Dataset items:

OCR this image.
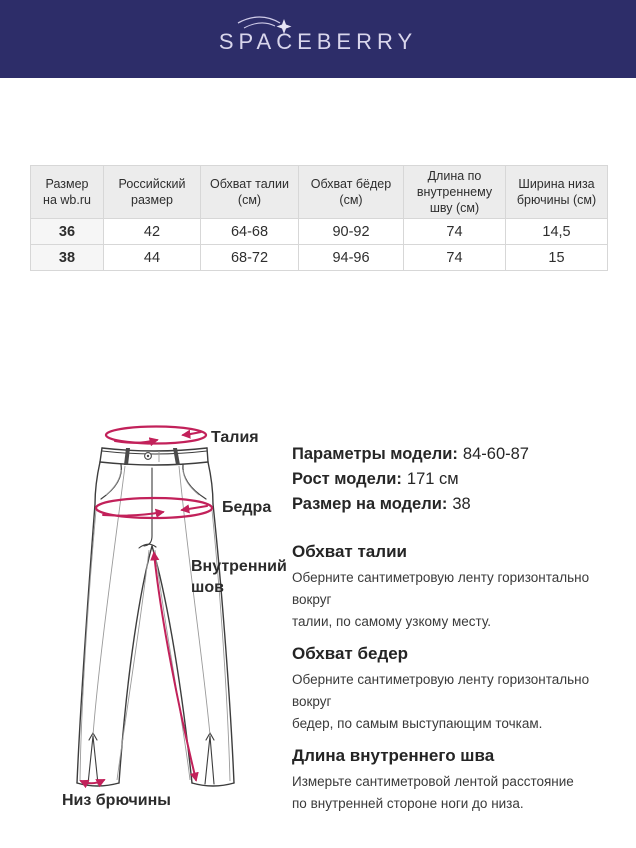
SPACEBERRY
Размер на wb.ru	Российский размер	Обхват талии (см)	Обхват бёдер (см)	Длина по внутреннему шву (см)	Ширина низа брючины (см)
36	42	64-68	90-92	74	14,5
38	44	68-72	94-96	74	15
Талия
Бедра
Внутренний шов
Низ брючины
Параметры модели: 84-60-87
Рост модели: 171 см
Размер на модели: 38
Обхват талии
Оберните сантиметровую ленту горизонтально вокруг
талии, по самому узкому месту.
Обхват бедер
Оберните сантиметровую ленту горизонтально вокруг
бедер, по самым выступающим точкам.
Длина внутреннего шва
Измерьте сантиметровой лентой расстояние
по внутренней стороне ноги до низа.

• **What is required**:
Without the pictures, write out all of the material exactly.

• **Reply**:
OCR this image.
SPACEBERRY
Размер на wb.ru	Российский размер	Обхват талии (см)	Обхват бёдер (см)	Длина по внутреннему шву (см)	Ширина низа брючины (см)
36	42	64-68	90-92	74	14,5
38	44	68-72	94-96	74	15
Талия
Бедра
Внутренний шов
Низ брючины
Параметры модели: 84-60-87
Рост модели: 171 см
Размер на модели: 38
Обхват талии
Оберните сантиметровую ленту горизонтально вокруг
талии, по самому узкому месту.
Обхват бедер
Оберните сантиметровую ленту горизонтально вокруг
бедер, по самым выступающим точкам.
Длина внутреннего шва
Измерьте сантиметровой лентой расстояние
по внутренней стороне ноги до низа.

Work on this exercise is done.